• **Extrait du document**:
-=-=-=-=-
Le rafinement de la passion, selon S. Clément d’Alexandrie, alloit si loin que non seulement les hommes & les femmes portoient à leurs bagues, leurs bracelets, leurs bijoux, leurs rubans, leurs cachets, le nom, le chiffre, la livrée, le portrait de leurs amans & de leurs maîtresses, mais encore qu’ils le faisoient broder ou peindre sur leurs habits & sur leurs souliers. On pouvoit lire leur passion à chaque pas. C’étoit comme les souliers blasonnés dont nous avons parlé. Bien plus on faisoit placer en fer, en cuivre, en argent, même en or, sous les souliers les mêmes chiffres on lettres relevées en bosse, qui à chaque pas le gravoient dans la poussiere, & imprimoient à chaque pas ces noms cheris, comme les Bergers dans les romans. Angelique & Medor dans l’opéra de Roland les gravoient sur l’écorce des arbres. On pouvoit les suivre à la trace de leurs amours, comme les chiens suivent le gibier à l’odeur. Tout cela devoit en appuyant le pied se faire sentir à chaque pas, & même incommoder ; mais ce qui fait souvenir de ce qu’on aime n’incommode jamais ; l’amour rend tout agréable : Fœmina in soleis quoque amatoria signa imprimunt, & incedentes amorem sunm in incessu insculpunt.
-=-=-=-=-
• **Données extraites**:
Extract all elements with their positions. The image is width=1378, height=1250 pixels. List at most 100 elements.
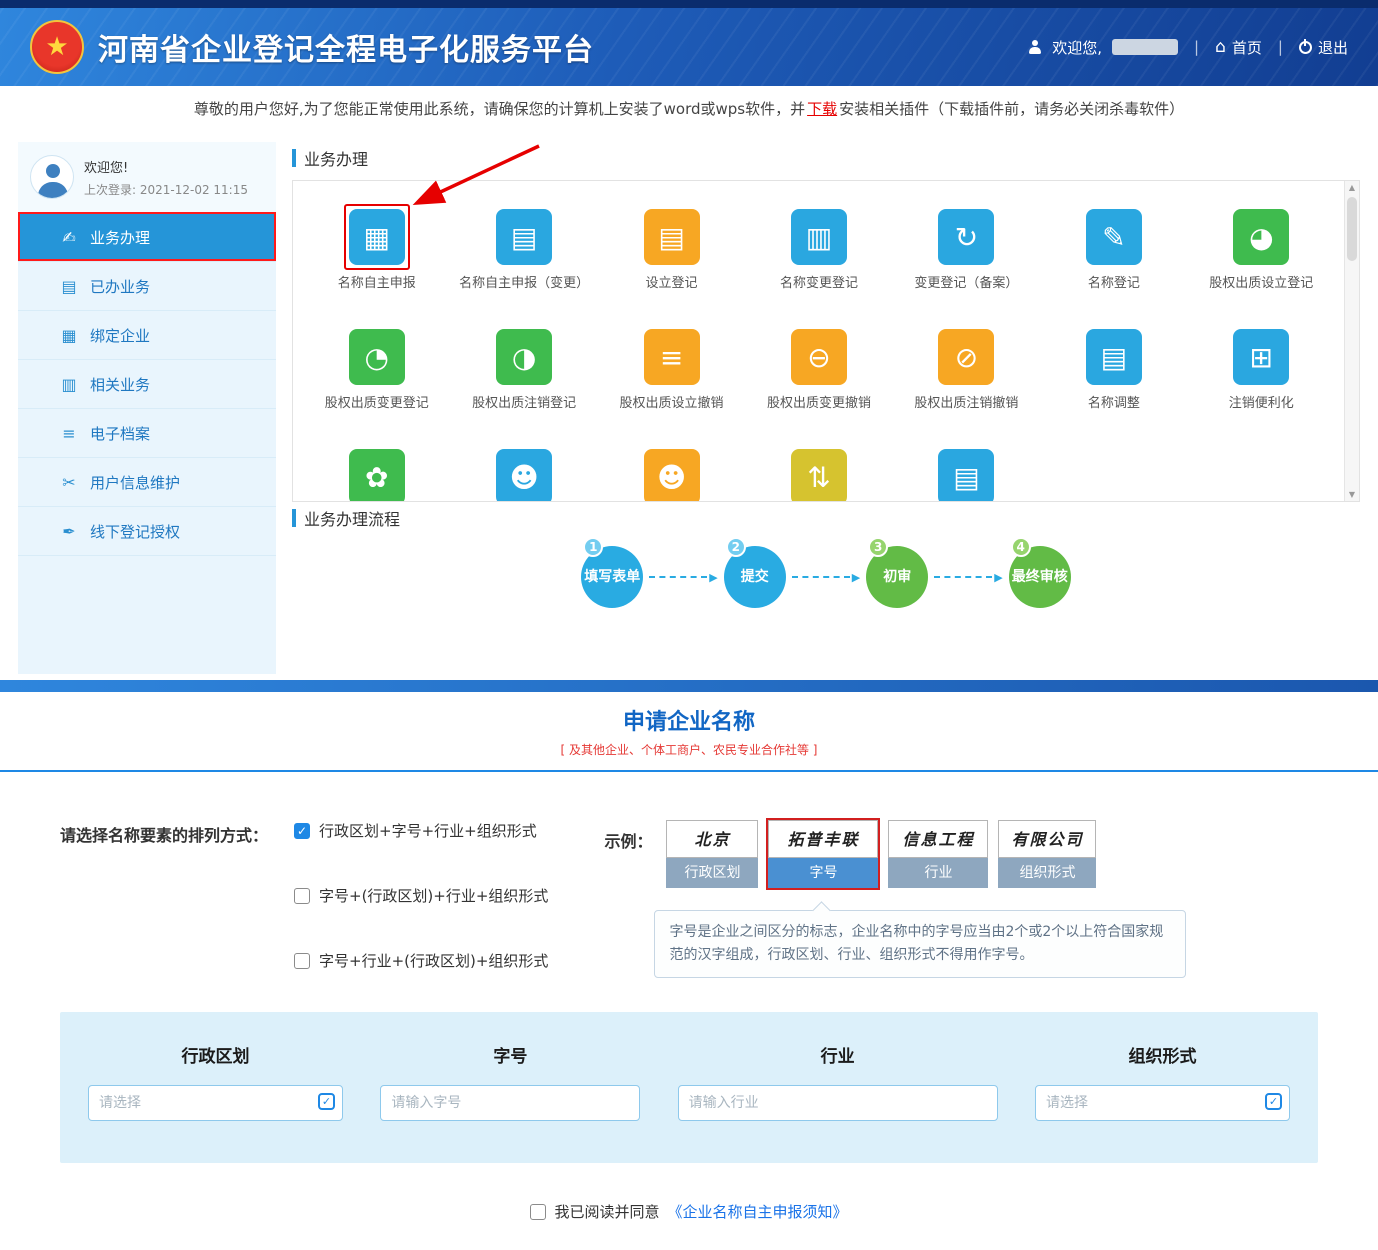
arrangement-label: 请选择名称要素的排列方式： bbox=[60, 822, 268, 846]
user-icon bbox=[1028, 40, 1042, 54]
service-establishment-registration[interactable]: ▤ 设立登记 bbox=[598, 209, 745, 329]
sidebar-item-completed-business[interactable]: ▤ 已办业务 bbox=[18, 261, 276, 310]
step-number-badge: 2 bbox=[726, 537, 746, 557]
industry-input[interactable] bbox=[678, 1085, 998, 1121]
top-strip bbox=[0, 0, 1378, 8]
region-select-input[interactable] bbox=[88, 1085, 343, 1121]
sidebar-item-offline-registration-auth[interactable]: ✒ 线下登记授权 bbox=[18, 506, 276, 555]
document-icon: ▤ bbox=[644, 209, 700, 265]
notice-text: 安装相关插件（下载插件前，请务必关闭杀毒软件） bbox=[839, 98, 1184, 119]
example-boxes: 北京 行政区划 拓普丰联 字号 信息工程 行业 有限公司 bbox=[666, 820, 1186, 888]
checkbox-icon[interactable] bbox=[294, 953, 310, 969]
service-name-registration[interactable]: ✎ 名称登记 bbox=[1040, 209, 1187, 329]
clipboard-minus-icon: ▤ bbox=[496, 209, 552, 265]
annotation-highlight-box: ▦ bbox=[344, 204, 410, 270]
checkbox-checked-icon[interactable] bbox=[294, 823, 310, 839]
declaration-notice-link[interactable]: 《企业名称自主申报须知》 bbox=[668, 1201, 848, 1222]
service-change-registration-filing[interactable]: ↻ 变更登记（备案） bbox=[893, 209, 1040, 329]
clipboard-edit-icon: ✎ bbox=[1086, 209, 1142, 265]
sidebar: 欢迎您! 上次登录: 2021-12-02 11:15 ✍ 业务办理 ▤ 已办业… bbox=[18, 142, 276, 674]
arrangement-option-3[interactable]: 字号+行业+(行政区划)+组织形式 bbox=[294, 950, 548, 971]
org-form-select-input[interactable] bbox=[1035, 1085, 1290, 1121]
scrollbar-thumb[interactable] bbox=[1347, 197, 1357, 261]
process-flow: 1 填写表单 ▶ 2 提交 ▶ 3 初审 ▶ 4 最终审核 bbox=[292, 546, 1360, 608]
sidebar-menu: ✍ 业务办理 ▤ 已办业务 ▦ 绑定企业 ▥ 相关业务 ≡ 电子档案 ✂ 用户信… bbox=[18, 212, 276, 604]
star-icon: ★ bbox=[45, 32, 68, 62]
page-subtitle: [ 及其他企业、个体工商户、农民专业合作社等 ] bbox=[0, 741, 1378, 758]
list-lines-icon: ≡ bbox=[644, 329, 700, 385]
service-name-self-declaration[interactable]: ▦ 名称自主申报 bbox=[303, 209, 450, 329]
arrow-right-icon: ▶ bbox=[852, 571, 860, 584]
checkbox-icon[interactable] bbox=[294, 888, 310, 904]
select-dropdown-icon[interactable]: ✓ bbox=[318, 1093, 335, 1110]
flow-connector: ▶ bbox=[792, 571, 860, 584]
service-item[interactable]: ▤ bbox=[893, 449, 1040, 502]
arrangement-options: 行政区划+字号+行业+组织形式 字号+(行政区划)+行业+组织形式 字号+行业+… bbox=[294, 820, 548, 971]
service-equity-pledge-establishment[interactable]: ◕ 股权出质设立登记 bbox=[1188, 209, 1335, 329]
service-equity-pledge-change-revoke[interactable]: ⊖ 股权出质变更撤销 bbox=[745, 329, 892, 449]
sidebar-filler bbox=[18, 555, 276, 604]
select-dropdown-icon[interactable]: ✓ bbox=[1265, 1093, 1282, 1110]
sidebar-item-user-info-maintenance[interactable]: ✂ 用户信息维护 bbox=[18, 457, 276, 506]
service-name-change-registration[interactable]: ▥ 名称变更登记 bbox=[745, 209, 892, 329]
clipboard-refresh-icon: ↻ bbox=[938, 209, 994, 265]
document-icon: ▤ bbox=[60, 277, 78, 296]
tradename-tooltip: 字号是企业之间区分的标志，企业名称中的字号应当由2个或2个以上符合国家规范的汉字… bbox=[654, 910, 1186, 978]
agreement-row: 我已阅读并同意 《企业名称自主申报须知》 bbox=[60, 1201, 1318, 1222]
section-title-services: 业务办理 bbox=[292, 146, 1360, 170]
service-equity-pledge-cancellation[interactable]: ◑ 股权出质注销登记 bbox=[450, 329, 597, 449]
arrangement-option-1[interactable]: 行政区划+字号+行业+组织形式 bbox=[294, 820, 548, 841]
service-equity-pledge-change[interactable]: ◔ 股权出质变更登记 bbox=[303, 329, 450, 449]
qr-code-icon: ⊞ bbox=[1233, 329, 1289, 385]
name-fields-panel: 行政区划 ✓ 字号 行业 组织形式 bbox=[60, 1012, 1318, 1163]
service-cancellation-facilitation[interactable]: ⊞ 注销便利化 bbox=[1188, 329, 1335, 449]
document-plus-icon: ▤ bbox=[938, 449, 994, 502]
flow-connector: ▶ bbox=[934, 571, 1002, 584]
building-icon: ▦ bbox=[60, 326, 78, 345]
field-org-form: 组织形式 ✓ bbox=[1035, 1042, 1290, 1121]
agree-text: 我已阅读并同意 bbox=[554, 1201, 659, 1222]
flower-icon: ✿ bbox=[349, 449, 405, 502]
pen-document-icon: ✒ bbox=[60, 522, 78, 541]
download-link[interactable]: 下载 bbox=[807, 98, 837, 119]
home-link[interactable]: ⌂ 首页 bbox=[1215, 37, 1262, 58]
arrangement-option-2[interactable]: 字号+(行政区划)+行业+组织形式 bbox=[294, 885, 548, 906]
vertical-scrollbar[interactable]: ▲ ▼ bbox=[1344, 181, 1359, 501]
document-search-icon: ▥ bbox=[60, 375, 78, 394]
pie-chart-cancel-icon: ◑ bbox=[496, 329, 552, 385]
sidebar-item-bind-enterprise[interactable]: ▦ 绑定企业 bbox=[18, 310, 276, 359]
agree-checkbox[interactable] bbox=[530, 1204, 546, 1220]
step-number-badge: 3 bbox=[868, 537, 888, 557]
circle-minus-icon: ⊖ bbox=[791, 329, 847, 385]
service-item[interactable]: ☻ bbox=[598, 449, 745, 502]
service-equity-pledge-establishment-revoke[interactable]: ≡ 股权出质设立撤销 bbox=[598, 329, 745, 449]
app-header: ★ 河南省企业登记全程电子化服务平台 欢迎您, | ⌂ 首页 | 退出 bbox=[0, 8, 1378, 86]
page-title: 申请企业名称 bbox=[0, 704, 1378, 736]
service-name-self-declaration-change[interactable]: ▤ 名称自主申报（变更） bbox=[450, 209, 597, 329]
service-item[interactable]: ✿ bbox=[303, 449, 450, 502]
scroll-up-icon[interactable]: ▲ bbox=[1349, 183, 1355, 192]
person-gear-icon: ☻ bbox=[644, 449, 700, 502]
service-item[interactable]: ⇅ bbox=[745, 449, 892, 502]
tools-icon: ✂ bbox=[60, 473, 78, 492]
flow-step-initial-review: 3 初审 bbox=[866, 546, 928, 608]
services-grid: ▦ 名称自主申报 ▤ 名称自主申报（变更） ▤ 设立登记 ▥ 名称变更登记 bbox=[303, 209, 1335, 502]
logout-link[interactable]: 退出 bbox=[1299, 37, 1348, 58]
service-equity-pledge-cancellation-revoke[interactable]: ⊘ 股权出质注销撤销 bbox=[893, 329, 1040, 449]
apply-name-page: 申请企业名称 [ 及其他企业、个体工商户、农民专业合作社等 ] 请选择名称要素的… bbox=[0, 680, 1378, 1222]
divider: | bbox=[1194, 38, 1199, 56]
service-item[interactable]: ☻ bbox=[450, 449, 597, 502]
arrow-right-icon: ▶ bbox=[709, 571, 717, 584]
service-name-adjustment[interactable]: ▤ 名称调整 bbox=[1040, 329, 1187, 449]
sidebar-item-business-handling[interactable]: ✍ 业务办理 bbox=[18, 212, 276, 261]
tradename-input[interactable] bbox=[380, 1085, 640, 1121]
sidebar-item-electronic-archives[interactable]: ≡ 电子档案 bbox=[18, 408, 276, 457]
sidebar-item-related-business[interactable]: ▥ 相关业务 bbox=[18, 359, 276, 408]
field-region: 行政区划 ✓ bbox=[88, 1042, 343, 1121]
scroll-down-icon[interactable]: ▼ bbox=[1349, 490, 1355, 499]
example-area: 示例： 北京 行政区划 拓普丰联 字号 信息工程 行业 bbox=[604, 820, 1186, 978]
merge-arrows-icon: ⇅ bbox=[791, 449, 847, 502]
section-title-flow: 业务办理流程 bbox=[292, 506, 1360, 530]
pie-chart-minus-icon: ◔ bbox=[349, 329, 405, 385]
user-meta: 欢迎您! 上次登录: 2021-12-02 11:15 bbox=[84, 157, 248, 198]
-=-=-=-=-
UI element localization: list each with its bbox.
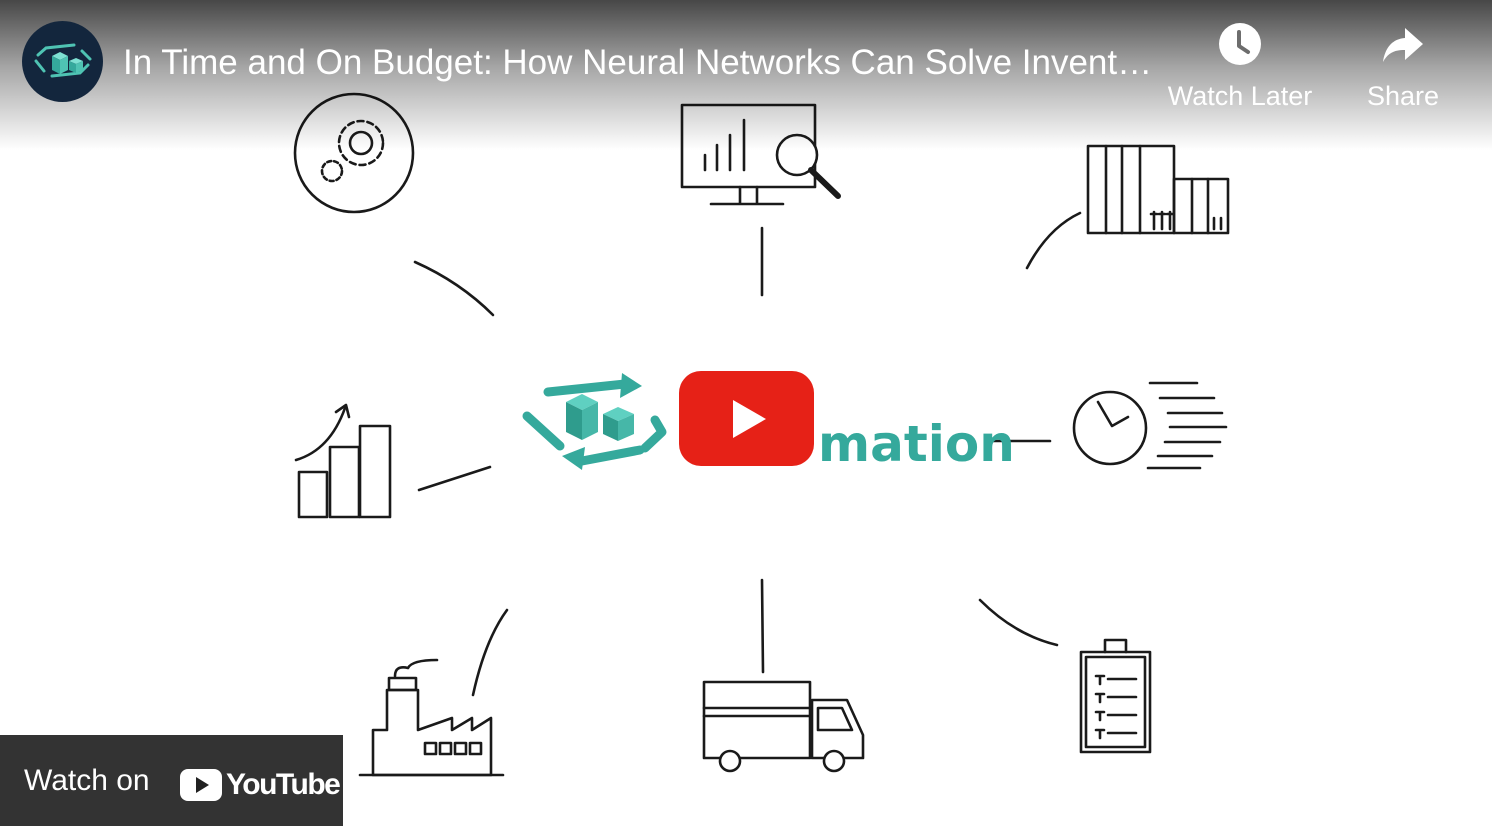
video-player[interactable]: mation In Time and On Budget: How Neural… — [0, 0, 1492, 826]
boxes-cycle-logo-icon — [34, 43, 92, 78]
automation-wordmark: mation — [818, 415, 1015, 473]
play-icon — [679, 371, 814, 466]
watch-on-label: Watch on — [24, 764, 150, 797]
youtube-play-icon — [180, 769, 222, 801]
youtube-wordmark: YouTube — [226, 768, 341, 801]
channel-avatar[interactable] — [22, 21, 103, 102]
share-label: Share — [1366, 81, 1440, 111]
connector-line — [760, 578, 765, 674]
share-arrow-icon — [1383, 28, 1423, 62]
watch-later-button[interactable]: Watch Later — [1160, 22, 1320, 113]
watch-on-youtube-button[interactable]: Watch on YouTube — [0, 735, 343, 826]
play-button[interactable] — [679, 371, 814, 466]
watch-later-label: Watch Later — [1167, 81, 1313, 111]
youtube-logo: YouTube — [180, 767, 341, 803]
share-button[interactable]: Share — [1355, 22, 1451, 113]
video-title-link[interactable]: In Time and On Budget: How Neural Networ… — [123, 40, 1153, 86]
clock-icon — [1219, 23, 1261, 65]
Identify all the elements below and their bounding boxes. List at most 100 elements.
-=-=-=-=-
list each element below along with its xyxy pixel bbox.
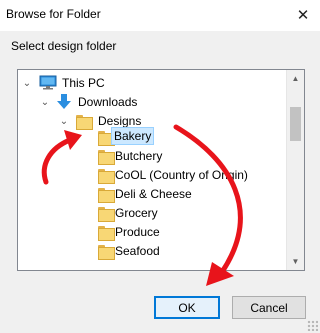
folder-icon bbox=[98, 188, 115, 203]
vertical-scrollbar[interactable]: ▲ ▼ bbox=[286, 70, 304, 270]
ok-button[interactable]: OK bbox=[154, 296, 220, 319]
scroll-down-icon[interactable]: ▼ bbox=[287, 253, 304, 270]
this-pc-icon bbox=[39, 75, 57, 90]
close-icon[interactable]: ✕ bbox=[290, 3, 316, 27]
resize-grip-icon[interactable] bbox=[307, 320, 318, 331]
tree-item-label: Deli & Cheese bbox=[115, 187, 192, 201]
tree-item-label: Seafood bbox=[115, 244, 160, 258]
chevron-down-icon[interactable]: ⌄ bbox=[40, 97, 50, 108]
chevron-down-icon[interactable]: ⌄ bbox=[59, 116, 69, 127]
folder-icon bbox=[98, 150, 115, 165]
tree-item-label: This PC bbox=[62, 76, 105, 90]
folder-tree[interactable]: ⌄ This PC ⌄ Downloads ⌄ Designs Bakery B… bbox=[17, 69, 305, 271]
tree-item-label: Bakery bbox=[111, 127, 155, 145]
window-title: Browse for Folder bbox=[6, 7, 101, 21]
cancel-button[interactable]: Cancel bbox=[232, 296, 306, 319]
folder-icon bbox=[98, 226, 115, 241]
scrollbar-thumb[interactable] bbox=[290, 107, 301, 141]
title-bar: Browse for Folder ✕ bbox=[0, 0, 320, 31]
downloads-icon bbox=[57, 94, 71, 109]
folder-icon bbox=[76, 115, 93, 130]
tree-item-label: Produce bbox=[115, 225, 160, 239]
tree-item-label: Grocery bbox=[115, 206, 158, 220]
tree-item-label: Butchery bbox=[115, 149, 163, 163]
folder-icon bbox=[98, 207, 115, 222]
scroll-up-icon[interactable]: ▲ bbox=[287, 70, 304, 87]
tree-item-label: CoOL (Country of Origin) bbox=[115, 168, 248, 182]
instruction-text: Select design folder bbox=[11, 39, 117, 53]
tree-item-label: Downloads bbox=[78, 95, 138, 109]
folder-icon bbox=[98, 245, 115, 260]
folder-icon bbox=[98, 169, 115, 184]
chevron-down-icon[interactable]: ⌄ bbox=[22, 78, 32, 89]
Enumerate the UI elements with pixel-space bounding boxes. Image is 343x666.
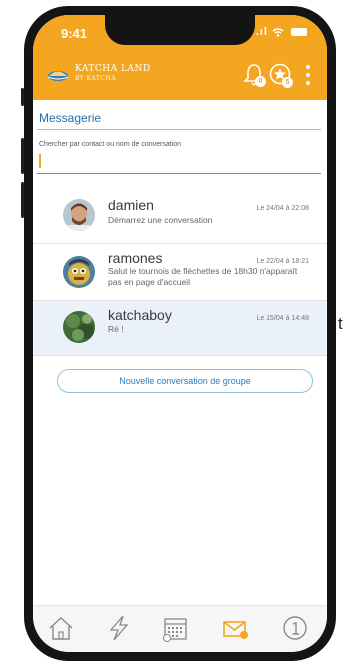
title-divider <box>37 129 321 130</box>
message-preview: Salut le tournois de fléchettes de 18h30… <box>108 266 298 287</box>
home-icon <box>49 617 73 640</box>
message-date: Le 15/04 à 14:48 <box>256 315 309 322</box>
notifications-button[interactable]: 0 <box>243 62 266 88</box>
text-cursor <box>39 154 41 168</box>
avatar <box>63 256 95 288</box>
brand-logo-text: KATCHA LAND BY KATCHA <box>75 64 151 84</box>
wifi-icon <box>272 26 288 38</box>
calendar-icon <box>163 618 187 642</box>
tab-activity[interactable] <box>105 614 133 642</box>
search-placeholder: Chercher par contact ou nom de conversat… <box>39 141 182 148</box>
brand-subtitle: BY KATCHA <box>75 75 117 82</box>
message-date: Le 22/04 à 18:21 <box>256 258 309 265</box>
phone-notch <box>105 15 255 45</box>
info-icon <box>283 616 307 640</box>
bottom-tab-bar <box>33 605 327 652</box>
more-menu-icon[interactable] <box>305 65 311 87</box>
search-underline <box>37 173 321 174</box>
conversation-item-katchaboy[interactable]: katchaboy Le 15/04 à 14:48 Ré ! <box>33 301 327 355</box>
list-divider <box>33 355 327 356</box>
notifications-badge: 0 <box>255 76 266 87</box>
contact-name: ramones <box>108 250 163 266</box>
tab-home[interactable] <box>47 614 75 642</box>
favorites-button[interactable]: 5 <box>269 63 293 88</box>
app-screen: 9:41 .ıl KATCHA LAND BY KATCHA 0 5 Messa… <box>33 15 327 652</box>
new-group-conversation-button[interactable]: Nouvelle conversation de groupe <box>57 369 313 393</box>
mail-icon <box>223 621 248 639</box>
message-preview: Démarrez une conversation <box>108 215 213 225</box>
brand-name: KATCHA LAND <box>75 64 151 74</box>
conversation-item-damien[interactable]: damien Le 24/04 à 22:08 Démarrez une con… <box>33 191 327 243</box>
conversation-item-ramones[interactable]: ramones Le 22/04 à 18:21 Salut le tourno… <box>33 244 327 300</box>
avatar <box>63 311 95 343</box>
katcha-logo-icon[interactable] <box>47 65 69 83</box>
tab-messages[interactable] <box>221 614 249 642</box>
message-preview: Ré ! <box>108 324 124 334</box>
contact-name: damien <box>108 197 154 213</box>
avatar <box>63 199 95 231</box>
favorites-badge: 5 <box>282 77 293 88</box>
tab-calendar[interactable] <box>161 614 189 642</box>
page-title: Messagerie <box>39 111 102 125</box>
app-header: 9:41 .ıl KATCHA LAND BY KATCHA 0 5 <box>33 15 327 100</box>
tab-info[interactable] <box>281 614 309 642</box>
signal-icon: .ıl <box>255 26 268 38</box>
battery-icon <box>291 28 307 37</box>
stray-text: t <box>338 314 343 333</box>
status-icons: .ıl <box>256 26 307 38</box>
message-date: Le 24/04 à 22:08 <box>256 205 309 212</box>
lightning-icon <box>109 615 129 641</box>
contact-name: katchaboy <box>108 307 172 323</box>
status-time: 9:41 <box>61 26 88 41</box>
-=-=-=-=-
• **Consignes à suivre**:
1. Dans l’extrait du document, selon qui le raffinement de la passion allait-il si loin ?
2. Énumérez tous les métaux dans lesquels, d’après l’extrait du document, on faisait placer sous les souliers les chiffres ou lettres en relief.
3. Indiquez si chacune des affirmations suivantes concorde avec l’extrait du document, en citant les mots décisifs du texte :
(a) Les chiffres placés sous les souliers étaient uniquement en or.
(b) Angélique et Médor gravaient les noms sur l’écorce des arbres.
(c) Ce qui fait souvenir de ce qu’on aime incommode parfois.

• **Solutions par consigne**:
1. Selon S. Clément d’Alexandrie.

2.
- fer
- cuivre
- argent
- or

3.
(a) Non : « en fer, en cuivre, en argent, même en or »
(b) Oui : « Angelique & Medor dans l’opéra de Roland les gravoient sur l’écorce des arbres »
(c) Non : « ce qui fait souvenir de ce qu’on aime n’incommode jamais »